Go through the listing and copy every line word for word.
-- BEGIN Extracted material --
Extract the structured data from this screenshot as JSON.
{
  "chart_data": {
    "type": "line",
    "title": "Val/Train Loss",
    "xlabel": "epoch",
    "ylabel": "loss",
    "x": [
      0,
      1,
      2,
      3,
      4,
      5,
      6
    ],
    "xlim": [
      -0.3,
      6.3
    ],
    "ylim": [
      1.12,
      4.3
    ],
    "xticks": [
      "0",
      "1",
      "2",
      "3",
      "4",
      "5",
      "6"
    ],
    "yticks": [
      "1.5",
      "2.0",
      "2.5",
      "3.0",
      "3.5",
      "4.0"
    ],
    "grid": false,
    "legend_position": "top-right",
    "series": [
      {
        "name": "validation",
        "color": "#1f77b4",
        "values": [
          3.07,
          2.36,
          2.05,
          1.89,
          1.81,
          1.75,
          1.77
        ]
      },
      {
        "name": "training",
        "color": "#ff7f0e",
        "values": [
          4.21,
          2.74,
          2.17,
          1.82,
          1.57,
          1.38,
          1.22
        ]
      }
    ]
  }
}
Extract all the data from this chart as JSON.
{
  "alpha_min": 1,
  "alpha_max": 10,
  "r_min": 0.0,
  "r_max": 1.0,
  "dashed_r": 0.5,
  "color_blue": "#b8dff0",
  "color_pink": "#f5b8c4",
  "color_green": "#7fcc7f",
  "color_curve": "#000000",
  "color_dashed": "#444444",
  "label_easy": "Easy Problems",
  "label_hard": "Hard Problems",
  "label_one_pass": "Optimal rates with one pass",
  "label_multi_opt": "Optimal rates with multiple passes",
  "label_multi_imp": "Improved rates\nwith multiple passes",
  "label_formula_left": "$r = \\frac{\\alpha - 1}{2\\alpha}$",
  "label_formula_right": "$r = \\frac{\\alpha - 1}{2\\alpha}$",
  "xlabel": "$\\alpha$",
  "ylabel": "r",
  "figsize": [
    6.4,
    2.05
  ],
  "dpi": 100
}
-- END Extracted material --
Result of the task »
Extract the structured data from this screenshot as JSON.
{
  "chart_data": {
    "type": "line",
    "title": "Val/Train Loss",
    "xlabel": "epoch",
    "ylabel": "loss",
    "x": [
      0,
      1,
      2,
      3,
      4,
      5,
      6
    ],
    "xlim": [
      -0.3,
      6.3
    ],
    "ylim": [
      1.12,
      4.3
    ],
    "xticks": [
      "0",
      "1",
      "2",
      "3",
      "4",
      "5",
      "6"
    ],
    "yticks": [
      "1.5",
      "2.0",
      "2.5",
      "3.0",
      "3.5",
      "4.0"
    ],
    "grid": false,
    "legend_position": "top-right",
    "series": [
      {
        "name": "validation",
        "color": "#1f77b4",
        "values": [
          3.07,
          2.36,
          2.05,
          1.89,
          1.81,
          1.75,
          1.77
        ]
      },
      {
        "name": "training",
        "color": "#ff7f0e",
        "values": [
          4.21,
          2.74,
          2.17,
          1.82,
          1.57,
          1.38,
          1.22
        ]
      }
    ]
  }
}
Extract all the data from this chart as JSON.
{
  "alpha_min": 1,
  "alpha_max": 10,
  "r_min": 0.0,
  "r_max": 1.0,
  "dashed_r": 0.5,
  "color_blue": "#b8dff0",
  "color_pink": "#f5b8c4",
  "color_green": "#7fcc7f",
  "color_curve": "#000000",
  "color_dashed": "#444444",
  "label_easy": "Easy Problems",
  "label_hard": "Hard Problems",
  "label_one_pass": "Optimal rates with one pass",
  "label_multi_opt": "Optimal rates with multiple passes",
  "label_multi_imp": "Improved rates\nwith multiple passes",
  "label_formula_left": "$r = \\frac{\\alpha - 1}{2\\alpha}$",
  "label_formula_right": "$r = \\frac{\\alpha - 1}{2\\alpha}$",
  "xlabel": "$\\alpha$",
  "ylabel": "r",
  "figsize": [
    6.4,
    2.05
  ],
  "dpi": 100
}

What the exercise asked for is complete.